* **AIM**:
Repeat every record exactly, but keep images out of the copy.

* **Dataset records**:
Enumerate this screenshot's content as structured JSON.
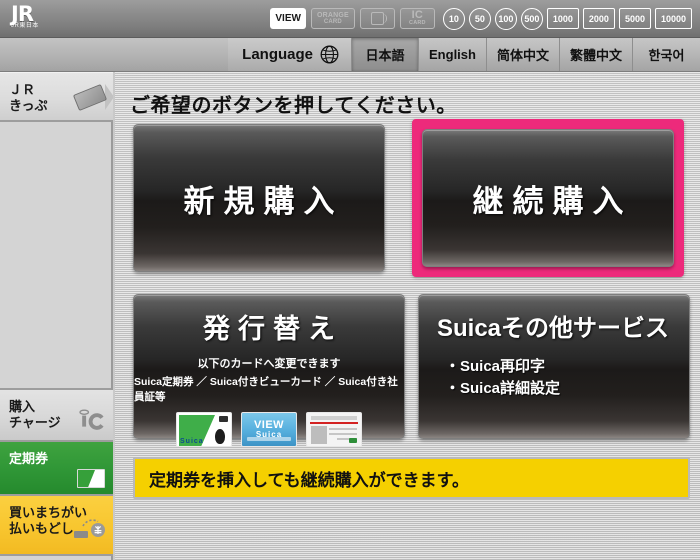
{
  "topbar": {
    "logo_main": "JR",
    "logo_sub": "JR東日本",
    "cards": [
      {
        "name": "view-card",
        "line1": "VIEW",
        "line2": "",
        "state": "on"
      },
      {
        "name": "orange-card",
        "line1": "ORANGE",
        "line2": "CARD",
        "state": "off"
      },
      {
        "name": "id-card",
        "line1": "",
        "line2": "",
        "state": "off"
      },
      {
        "name": "ic-card",
        "line1": "IC",
        "line2": "CARD",
        "state": "off"
      }
    ],
    "coins": [
      "10",
      "50",
      "100",
      "500"
    ],
    "bills": [
      "1000",
      "2000",
      "5000",
      "10000"
    ]
  },
  "language": {
    "label": "Language",
    "options": [
      {
        "label": "日本語",
        "active": true
      },
      {
        "label": "English",
        "active": false
      },
      {
        "label": "简体中文",
        "active": false
      },
      {
        "label": "繁體中文",
        "active": false
      },
      {
        "label": "한국어",
        "active": false
      }
    ]
  },
  "sidebar": {
    "items": [
      {
        "label": "ＪＲ\nきっぷ",
        "icon": "ticket-icon",
        "state": "inactive"
      },
      {
        "label": "購入\nチャージ",
        "icon": "ic-logo-icon",
        "state": "inactive"
      },
      {
        "label": "定期券",
        "icon": "commuter-pass-icon",
        "state": "active"
      },
      {
        "label": "買いまちがい\n払いもどし",
        "icon": "refund-icon",
        "state": "inactive"
      }
    ]
  },
  "main": {
    "headline": "ご希望のボタンを押してください。",
    "buttons": {
      "new_purchase": {
        "title": "新規購入"
      },
      "renewal_purchase": {
        "title": "継続購入",
        "highlighted": true
      },
      "reissue": {
        "title": "発行替え",
        "sub1": "以下のカードへ変更できます",
        "sub2": "Suica定期券 ／ Suica付きビューカード ／ Suica付き社員証等",
        "cards": [
          {
            "name": "suica-card",
            "label": "Suica"
          },
          {
            "name": "view-suica-card",
            "label_top": "VIEW",
            "label_bottom": "Suica"
          },
          {
            "name": "employee-id-card",
            "label": ""
          }
        ]
      },
      "suica_services": {
        "title": "Suicaその他サービス",
        "bullets": [
          "・Suica再印字",
          "・Suica詳細設定"
        ]
      }
    },
    "notice": "定期券を挿入しても継続購入ができます。"
  },
  "colors": {
    "highlight_pink": "#ed2a7b",
    "notice_yellow": "#f5d000",
    "active_green": "#2f9636",
    "refund_yellow": "#f8c62f"
  }
}
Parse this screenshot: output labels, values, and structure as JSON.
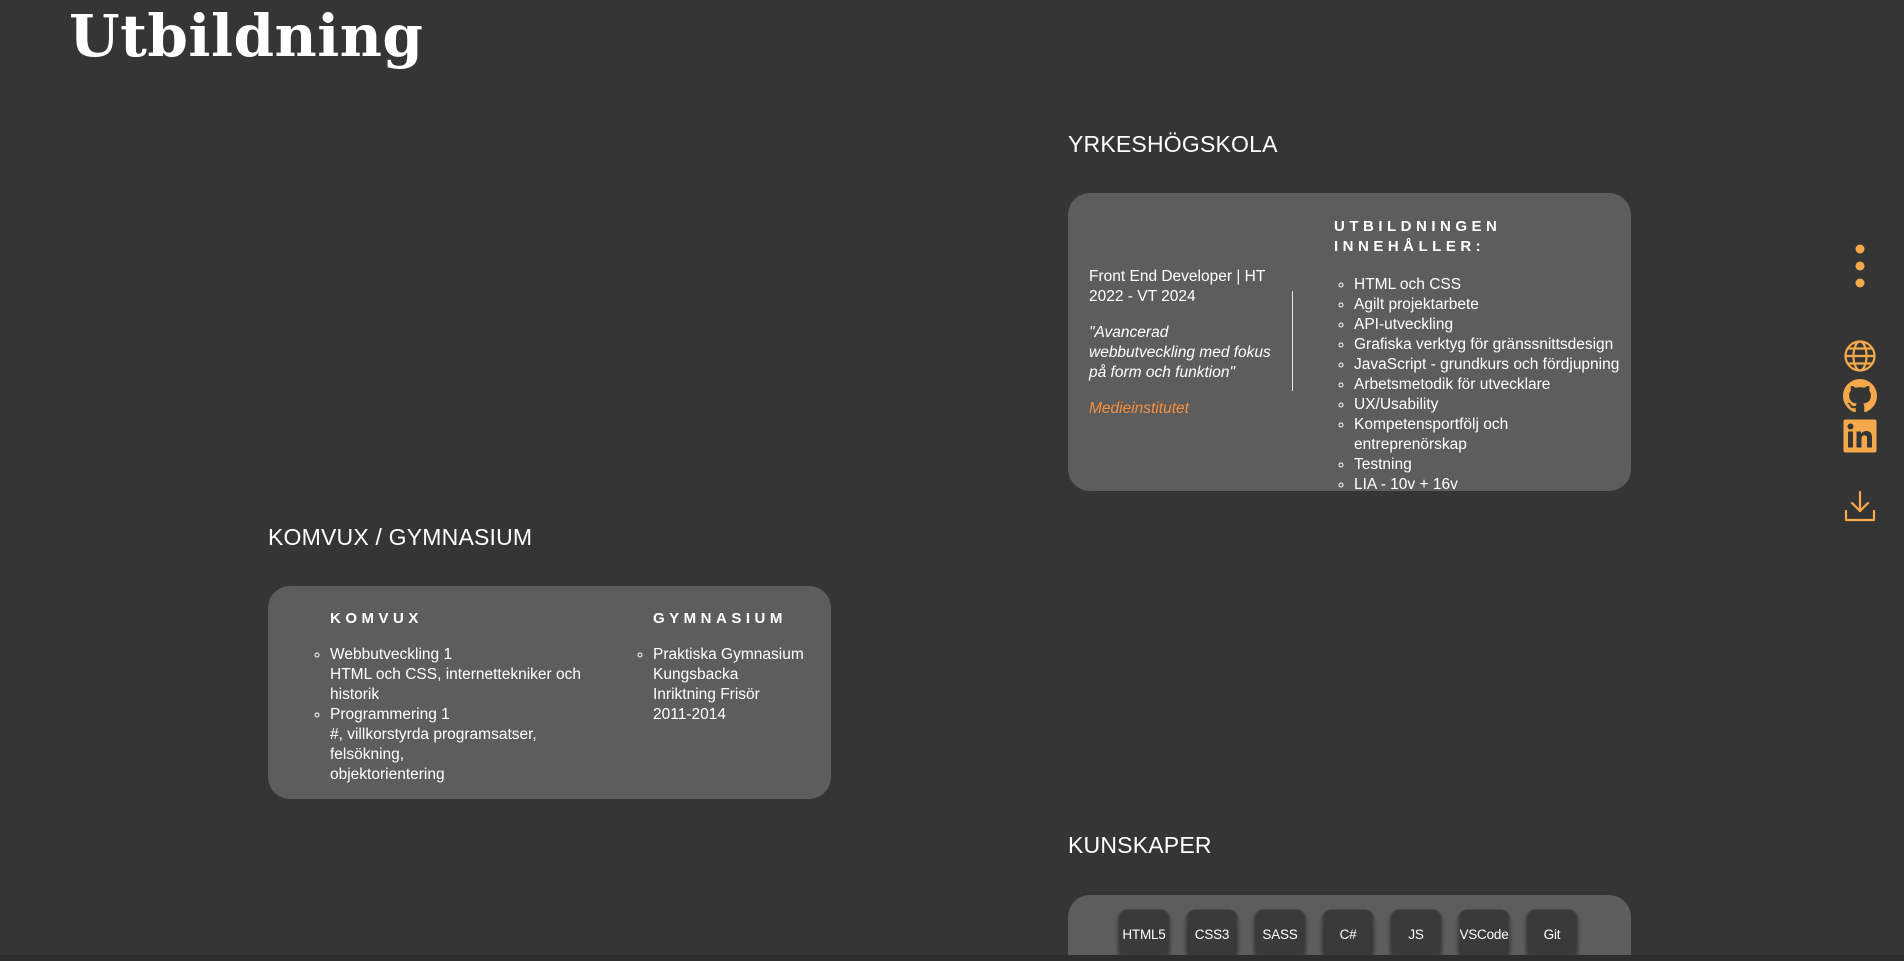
{
  "page": {
    "title": "Utbildning"
  },
  "yh": {
    "heading": "YRKESHÖGSKOLA",
    "program_line1": "Front End Developer | HT",
    "program_line2": "2022 - VT 2024",
    "quote_line1": "\"Avancerad",
    "quote_line2": "webbutveckling med fokus",
    "quote_line3": "på form och funktion\"",
    "school": "Medieinstitutet",
    "contents_heading_line1": "UTBILDNINGEN",
    "contents_heading_line2": "INNEHÅLLER:",
    "contents": [
      "HTML och CSS",
      "Agilt projektarbete",
      "API-utveckling",
      "Grafiska verktyg för gränssnittsdesign",
      "JavaScript - grundkurs och fördjupning",
      "Arbetsmetodik för utvecklare",
      "UX/Usability",
      "Kompetensportfölj och entreprenörskap",
      "Testning",
      "LIA - 10v + 16v"
    ]
  },
  "komvux": {
    "heading": "KOMVUX / GYMNASIUM",
    "komvux_heading": "KOMVUX",
    "course1_title": "Webbutveckling 1",
    "course1_desc1": "HTML och CSS, internettekniker och",
    "course1_desc2": "historik",
    "course2_title": "Programmering 1",
    "course2_desc1": "#, villkorstyrda programsatser, felsökning,",
    "course2_desc2": "objektorientering",
    "gymnasium_heading": "GYMNASIUM",
    "gym_line1": "Praktiska Gymnasium",
    "gym_line2": "Kungsbacka",
    "gym_line3": "Inriktning Frisör",
    "gym_line4": "2011-2014"
  },
  "skills": {
    "heading": "KUNSKAPER",
    "items": [
      "HTML5",
      "CSS3",
      "SASS",
      "C#",
      "JS",
      "VSCode",
      "Git"
    ]
  },
  "colors": {
    "background": "#353535",
    "card": "#5d5d5d",
    "accent": "#f5a94a",
    "link": "#f58f3c"
  },
  "icons": {
    "menu": "kebab-menu-icon",
    "web": "globe-icon",
    "github": "github-icon",
    "linkedin": "linkedin-icon",
    "download": "download-icon"
  }
}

* **EXERCISE ANSWER**:
Enumerate this screenshot's content as structured JSON.
{
  "topbar": {
    "logo_main": "JR",
    "logo_sub": "JR東日本",
    "cards": [
      {
        "name": "view-card",
        "line1": "VIEW",
        "line2": "",
        "state": "on"
      },
      {
        "name": "orange-card",
        "line1": "ORANGE",
        "line2": "CARD",
        "state": "off"
      },
      {
        "name": "id-card",
        "line1": "",
        "line2": "",
        "state": "off"
      },
      {
        "name": "ic-card",
        "line1": "IC",
        "line2": "CARD",
        "state": "off"
      }
    ],
    "coins": [
      "10",
      "50",
      "100",
      "500"
    ],
    "bills": [
      "1000",
      "2000",
      "5000",
      "10000"
    ]
  },
  "language": {
    "label": "Language",
    "options": [
      {
        "label": "日本語",
        "active": true
      },
      {
        "label": "English",
        "active": false
      },
      {
        "label": "简体中文",
        "active": false
      },
      {
        "label": "繁體中文",
        "active": false
      },
      {
        "label": "한국어",
        "active": false
      }
    ]
  },
  "sidebar": {
    "items": [
      {
        "label": "ＪＲ\nきっぷ",
        "icon": "ticket-icon",
        "state": "inactive"
      },
      {
        "label": "購入\nチャージ",
        "icon": "ic-logo-icon",
        "state": "inactive"
      },
      {
        "label": "定期券",
        "icon": "commuter-pass-icon",
        "state": "active"
      },
      {
        "label": "買いまちがい\n払いもどし",
        "icon": "refund-icon",
        "state": "inactive"
      }
    ]
  },
  "main": {
    "headline": "ご希望のボタンを押してください。",
    "buttons": {
      "new_purchase": {
        "title": "新規購入"
      },
      "renewal_purchase": {
        "title": "継続購入",
        "highlighted": true
      },
      "reissue": {
        "title": "発行替え",
        "sub1": "以下のカードへ変更できます",
        "sub2": "Suica定期券 ／ Suica付きビューカード ／ Suica付き社員証等",
        "cards": [
          {
            "name": "suica-card",
            "label": "Suica"
          },
          {
            "name": "view-suica-card",
            "label_top": "VIEW",
            "label_bottom": "Suica"
          },
          {
            "name": "employee-id-card",
            "label": ""
          }
        ]
      },
      "suica_services": {
        "title": "Suicaその他サービス",
        "bullets": [
          "・Suica再印字",
          "・Suica詳細設定"
        ]
      }
    },
    "notice": "定期券を挿入しても継続購入ができます。"
  },
  "colors": {
    "highlight_pink": "#ed2a7b",
    "notice_yellow": "#f5d000",
    "active_green": "#2f9636",
    "refund_yellow": "#f8c62f"
  }
}
Parse this screenshot: output labels, values, and structure as JSON.
{
  "page": {
    "title": "Utbildning"
  },
  "yh": {
    "heading": "YRKESHÖGSKOLA",
    "program_line1": "Front End Developer | HT",
    "program_line2": "2022 - VT 2024",
    "quote_line1": "\"Avancerad",
    "quote_line2": "webbutveckling med fokus",
    "quote_line3": "på form och funktion\"",
    "school": "Medieinstitutet",
    "contents_heading_line1": "UTBILDNINGEN",
    "contents_heading_line2": "INNEHÅLLER:",
    "contents": [
      "HTML och CSS",
      "Agilt projektarbete",
      "API-utveckling",
      "Grafiska verktyg för gränssnittsdesign",
      "JavaScript - grundkurs och fördjupning",
      "Arbetsmetodik för utvecklare",
      "UX/Usability",
      "Kompetensportfölj och entreprenörskap",
      "Testning",
      "LIA - 10v + 16v"
    ]
  },
  "komvux": {
    "heading": "KOMVUX / GYMNASIUM",
    "komvux_heading": "KOMVUX",
    "course1_title": "Webbutveckling 1",
    "course1_desc1": "HTML och CSS, internettekniker och",
    "course1_desc2": "historik",
    "course2_title": "Programmering 1",
    "course2_desc1": "#, villkorstyrda programsatser, felsökning,",
    "course2_desc2": "objektorientering",
    "gymnasium_heading": "GYMNASIUM",
    "gym_line1": "Praktiska Gymnasium",
    "gym_line2": "Kungsbacka",
    "gym_line3": "Inriktning Frisör",
    "gym_line4": "2011-2014"
  },
  "skills": {
    "heading": "KUNSKAPER",
    "items": [
      "HTML5",
      "CSS3",
      "SASS",
      "C#",
      "JS",
      "VSCode",
      "Git"
    ]
  },
  "colors": {
    "background": "#353535",
    "card": "#5d5d5d",
    "accent": "#f5a94a",
    "link": "#f58f3c"
  },
  "icons": {
    "menu": "kebab-menu-icon",
    "web": "globe-icon",
    "github": "github-icon",
    "linkedin": "linkedin-icon",
    "download": "download-icon"
  }
}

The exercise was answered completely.